### What to produce
Reproduce the listing word for word, leaving every picture behind.

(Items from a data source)
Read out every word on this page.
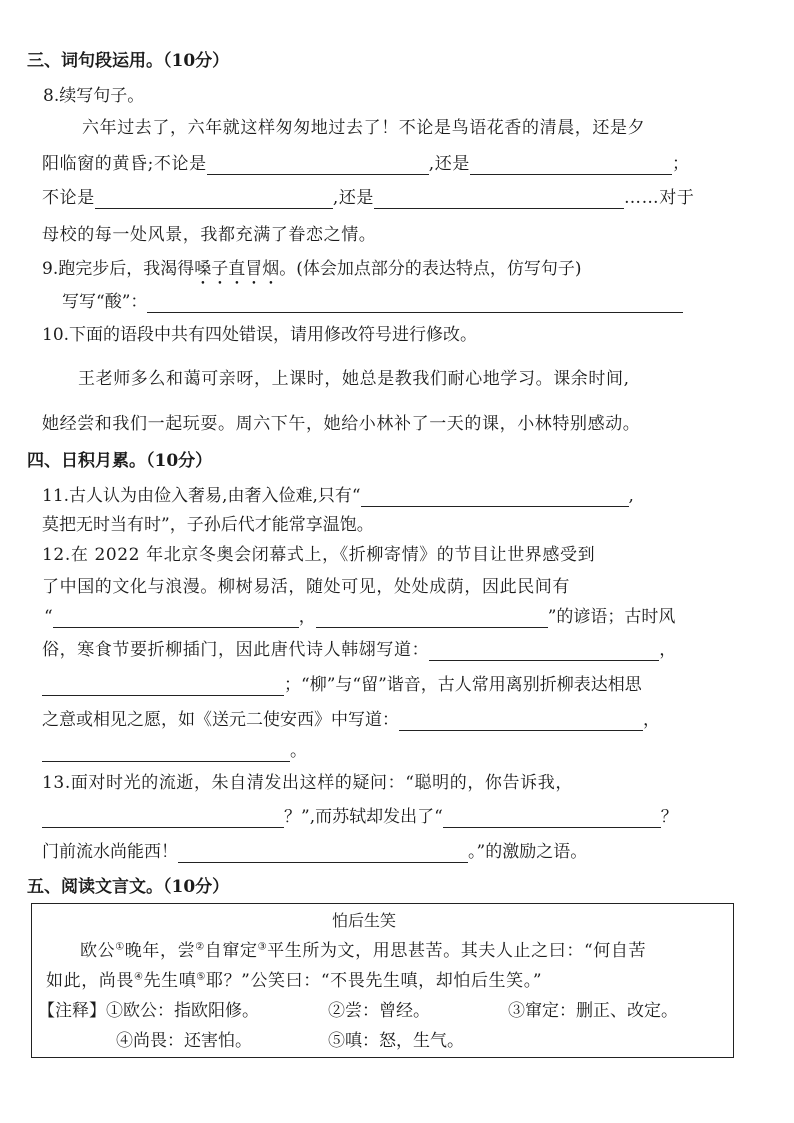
三、词句段运用。（10分）
8.续写句子。
六年过去了，六年就这样匆匆地过去了！不论是鸟语花香的清晨，还是夕
阳临窗的黄昏;不论是	,还是	；
不论是	,还是	……对于
母校的每一处风景，我都充满了眷恋之情。
9.跑完步后，我渴得嗓子直冒烟。(体会加点部分的表达特点，仿写句子)
写写“酸”：
10.下面的语段中共有四处错误，请用修改符号进行修改。
王老师多么和蔼可亲呀，上课时，她总是教我们耐心地学习。课余时间,
她经尝和我们一起玩耍。周六下午，她给小林补了一天的课，小林特别感动。
四、日积月累。（10分）
11.古人认为由俭入奢易,由奢入俭难,只有“	,
莫把无时当有时”，子孙后代才能常享温饱。
12.在 2022 年北京冬奥会闭幕式上，《折柳寄情》的节目让世界感受到
了中国的文化与浪漫。柳树易活，随处可见，处处成荫，因此民间有
“	，	”的谚语；古时风
俗，寒食节要折柳插门，因此唐代诗人韩翃写道：	，
；“柳”与“留”谐音，古人常用离别折柳表达相思
之意或相见之愿，如《送元二使安西》中写道：	，
。
13.面对时光的流逝，朱自清发出这样的疑问：“聪明的，你告诉我，
？”,而苏轼却发出了“	？
门前流水尚能西！	。”的激励之语。
五、阅读文言文。（10分）
怕后生笑
欧公①晚年，尝②自窜定③平生所为文，用思甚苦。其夫人止之曰：“何自苦
如此，尚畏④先生嗔⑤耶？”公笑曰：“不畏先生嗔，却怕后生笑。”
【注释】①欧公：指欧阳修。	②尝：曾经。	③窜定：删正、改定。
④尚畏：还害怕。	⑤嗔：怒，生气。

### The output
Read out every word on this page.
三、词句段运用。（10分）
8.续写句子。
六年过去了，六年就这样匆匆地过去了！不论是鸟语花香的清晨，还是夕
阳临窗的黄昏;不论是	,还是	；
不论是	,还是	……对于
母校的每一处风景，我都充满了眷恋之情。
9.跑完步后，我渴得嗓子直冒烟。(体会加点部分的表达特点，仿写句子)
写写“酸”：
10.下面的语段中共有四处错误，请用修改符号进行修改。
王老师多么和蔼可亲呀，上课时，她总是教我们耐心地学习。课余时间,
她经尝和我们一起玩耍。周六下午，她给小林补了一天的课，小林特别感动。
四、日积月累。（10分）
11.古人认为由俭入奢易,由奢入俭难,只有“	,
莫把无时当有时”，子孙后代才能常享温饱。
12.在 2022 年北京冬奥会闭幕式上，《折柳寄情》的节目让世界感受到
了中国的文化与浪漫。柳树易活，随处可见，处处成荫，因此民间有
“	，	”的谚语；古时风
俗，寒食节要折柳插门，因此唐代诗人韩翃写道：	，
；“柳”与“留”谐音，古人常用离别折柳表达相思
之意或相见之愿，如《送元二使安西》中写道：	，
。
13.面对时光的流逝，朱自清发出这样的疑问：“聪明的，你告诉我，
？”,而苏轼却发出了“	？
门前流水尚能西！	。”的激励之语。
五、阅读文言文。（10分）
怕后生笑
欧公①晚年，尝②自窜定③平生所为文，用思甚苦。其夫人止之曰：“何自苦
如此，尚畏④先生嗔⑤耶？”公笑曰：“不畏先生嗔，却怕后生笑。”
【注释】①欧公：指欧阳修。	②尝：曾经。	③窜定：删正、改定。
④尚畏：还害怕。	⑤嗔：怒，生气。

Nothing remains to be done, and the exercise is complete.